TASK BRIEF:
From the entries below, extract every line that includes the word "JSON".

ENTRIES SUPPLIED:
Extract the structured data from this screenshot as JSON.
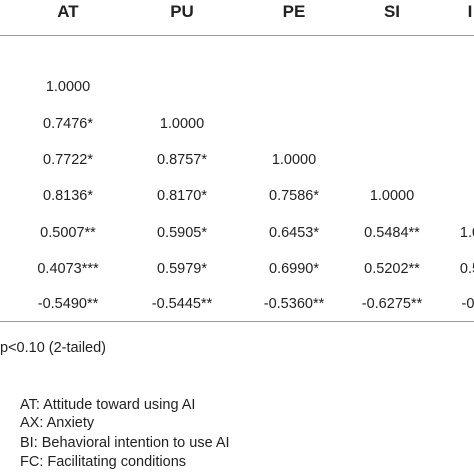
{
  "columns": [
    "AT",
    "PU",
    "PE",
    "SI",
    "I"
  ],
  "rows": [
    [
      "1.0000",
      "",
      "",
      "",
      ""
    ],
    [
      "0.7476*",
      "1.0000",
      "",
      "",
      ""
    ],
    [
      "0.7722*",
      "0.8757*",
      "1.0000",
      "",
      ""
    ],
    [
      "0.8136*",
      "0.8170*",
      "0.7586*",
      "1.0000",
      ""
    ],
    [
      "0.5007**",
      "0.5905*",
      "0.6453*",
      "0.5484**",
      "1.0"
    ],
    [
      "0.4073***",
      "0.5979*",
      "0.6990*",
      "0.5202**",
      "0.5"
    ],
    [
      "-0.5490**",
      "-0.5445**",
      "-0.5360**",
      "-0.6275**",
      "-0."
    ]
  ],
  "note": "p<0.10 (2-tailed)",
  "legend": [
    "AT: Attitude toward using AI",
    "AX: Anxiety",
    "BI: Behavioral intention to use AI",
    "FC: Facilitating conditions"
  ]
}
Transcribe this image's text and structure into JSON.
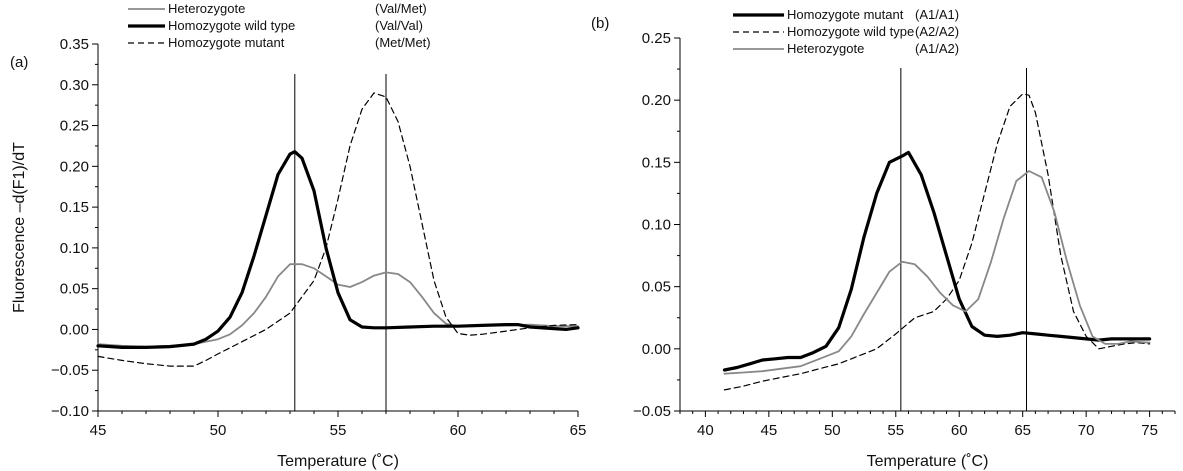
{
  "chart_data": [
    {
      "type": "line",
      "panel_label": "(a)",
      "xlabel": "Temperature (˚C)",
      "ylabel": "Fluorescence –d(F1)/dT",
      "xlim": [
        45,
        65
      ],
      "ylim": [
        -0.1,
        0.35
      ],
      "xticks": [
        "45",
        "50",
        "55",
        "60",
        "65"
      ],
      "yticks": [
        "−0.10",
        "−0.05",
        "0.00",
        "0.05",
        "0.10",
        "0.15",
        "0.20",
        "0.25",
        "0.30",
        "0.35"
      ],
      "vlines": [
        53.2,
        57.0
      ],
      "legend_position": "top",
      "series": [
        {
          "name": "Heterozygote",
          "genotype": "(Val/Met)",
          "color": "#888888",
          "style": "solid-thin",
          "x": [
            45,
            46,
            47,
            48,
            49,
            50,
            50.5,
            51,
            51.5,
            52,
            52.5,
            53,
            53.5,
            54,
            54.5,
            55,
            55.5,
            56,
            56.5,
            57,
            57.5,
            58,
            58.5,
            59,
            59.5,
            60,
            61,
            62,
            63,
            64,
            65
          ],
          "y": [
            -0.018,
            -0.02,
            -0.021,
            -0.02,
            -0.018,
            -0.012,
            -0.006,
            0.005,
            0.02,
            0.04,
            0.065,
            0.08,
            0.08,
            0.075,
            0.065,
            0.055,
            0.052,
            0.058,
            0.066,
            0.07,
            0.068,
            0.058,
            0.04,
            0.02,
            0.007,
            0.004,
            0.005,
            0.005,
            0.006,
            0.004,
            0.004
          ]
        },
        {
          "name": "Homozygote wild type",
          "genotype": "(Val/Val)",
          "color": "#000000",
          "style": "solid-thick",
          "x": [
            45,
            46,
            47,
            48,
            49,
            49.5,
            50,
            50.5,
            51,
            51.5,
            52,
            52.5,
            53,
            53.2,
            53.5,
            54,
            54.5,
            55,
            55.5,
            56,
            56.5,
            57,
            58,
            59,
            60,
            61,
            62,
            62.5,
            63,
            64,
            64.5,
            65
          ],
          "y": [
            -0.02,
            -0.022,
            -0.022,
            -0.021,
            -0.018,
            -0.012,
            -0.002,
            0.015,
            0.045,
            0.09,
            0.14,
            0.19,
            0.215,
            0.218,
            0.21,
            0.17,
            0.1,
            0.045,
            0.012,
            0.003,
            0.002,
            0.002,
            0.003,
            0.004,
            0.004,
            0.005,
            0.006,
            0.006,
            0.003,
            0.001,
            0.0,
            0.002
          ]
        },
        {
          "name": "Homozygote mutant",
          "genotype": "(Met/Met)",
          "color": "#000000",
          "style": "dashed",
          "x": [
            45,
            46,
            47,
            48,
            49,
            49.5,
            50,
            51,
            52,
            53,
            54,
            54.5,
            55,
            55.5,
            56,
            56.5,
            57,
            57.5,
            58,
            58.5,
            59,
            59.5,
            60,
            60.5,
            61,
            62,
            63,
            64,
            65
          ],
          "y": [
            -0.033,
            -0.038,
            -0.042,
            -0.045,
            -0.045,
            -0.038,
            -0.03,
            -0.015,
            0.0,
            0.02,
            0.06,
            0.1,
            0.16,
            0.225,
            0.27,
            0.29,
            0.285,
            0.255,
            0.2,
            0.13,
            0.06,
            0.015,
            -0.005,
            -0.007,
            -0.006,
            -0.002,
            0.002,
            0.005,
            0.006
          ]
        }
      ]
    },
    {
      "type": "line",
      "panel_label": "(b)",
      "xlabel": "Temperature (˚C)",
      "ylabel": "",
      "xlim": [
        38,
        77
      ],
      "ylim": [
        -0.05,
        0.25
      ],
      "xticks": [
        "40",
        "45",
        "50",
        "55",
        "60",
        "65",
        "70",
        "75"
      ],
      "yticks": [
        "−0.05",
        "0.00",
        "0.05",
        "0.10",
        "0.15",
        "0.20",
        "0.25"
      ],
      "vlines": [
        55.4,
        65.3
      ],
      "legend_position": "top",
      "series": [
        {
          "name": "Homozygote mutant",
          "genotype": "(A1/A1)",
          "color": "#000000",
          "style": "solid-thick",
          "x": [
            41.5,
            42.5,
            43.5,
            44.5,
            45.5,
            46.5,
            47.5,
            48.5,
            49.5,
            50.5,
            51.5,
            52.5,
            53.5,
            54.5,
            55.5,
            56,
            57,
            58,
            59,
            60,
            61,
            62,
            63,
            64,
            65,
            66,
            67,
            68,
            69,
            70,
            71,
            72,
            73,
            74,
            75
          ],
          "y": [
            -0.017,
            -0.015,
            -0.012,
            -0.009,
            -0.008,
            -0.007,
            -0.007,
            -0.003,
            0.002,
            0.017,
            0.048,
            0.09,
            0.125,
            0.15,
            0.155,
            0.158,
            0.14,
            0.11,
            0.075,
            0.04,
            0.018,
            0.011,
            0.01,
            0.011,
            0.013,
            0.012,
            0.011,
            0.01,
            0.009,
            0.008,
            0.007,
            0.008,
            0.008,
            0.008,
            0.008
          ]
        },
        {
          "name": "Homozygote wild type",
          "genotype": "(A2/A2)",
          "color": "#000000",
          "style": "dashed",
          "x": [
            41.5,
            43,
            44.5,
            46,
            47.5,
            49,
            50.5,
            52,
            53.5,
            55,
            56.5,
            58,
            59,
            60,
            61,
            62,
            63,
            64,
            65,
            65.5,
            66,
            67,
            68,
            69,
            70,
            71,
            72,
            73,
            74,
            75
          ],
          "y": [
            -0.033,
            -0.03,
            -0.026,
            -0.023,
            -0.02,
            -0.016,
            -0.012,
            -0.006,
            0.0,
            0.012,
            0.025,
            0.03,
            0.04,
            0.055,
            0.085,
            0.125,
            0.165,
            0.195,
            0.205,
            0.204,
            0.19,
            0.14,
            0.075,
            0.03,
            0.01,
            0.0,
            0.002,
            0.004,
            0.005,
            0.004
          ]
        },
        {
          "name": "Heterozygote",
          "genotype": "(A1/A2)",
          "color": "#888888",
          "style": "solid-thin",
          "x": [
            41.5,
            43,
            44.5,
            46,
            47.5,
            49,
            50.5,
            51.5,
            52.5,
            53.5,
            54.5,
            55.5,
            56.5,
            57.5,
            58.5,
            59.5,
            60.5,
            61.5,
            62.5,
            63.5,
            64.5,
            65.5,
            66.5,
            67.5,
            68.5,
            69.5,
            70.5,
            71.5,
            72.5,
            73.5,
            75
          ],
          "y": [
            -0.02,
            -0.019,
            -0.018,
            -0.016,
            -0.014,
            -0.008,
            -0.002,
            0.01,
            0.028,
            0.045,
            0.062,
            0.07,
            0.068,
            0.058,
            0.045,
            0.035,
            0.03,
            0.04,
            0.07,
            0.105,
            0.135,
            0.143,
            0.138,
            0.11,
            0.07,
            0.035,
            0.01,
            0.004,
            0.004,
            0.006,
            0.005
          ]
        }
      ]
    }
  ]
}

WRITTEN ANSWER:
Extract the structured data from this screenshot as JSON.
Transcribe this image's text and structure into JSON.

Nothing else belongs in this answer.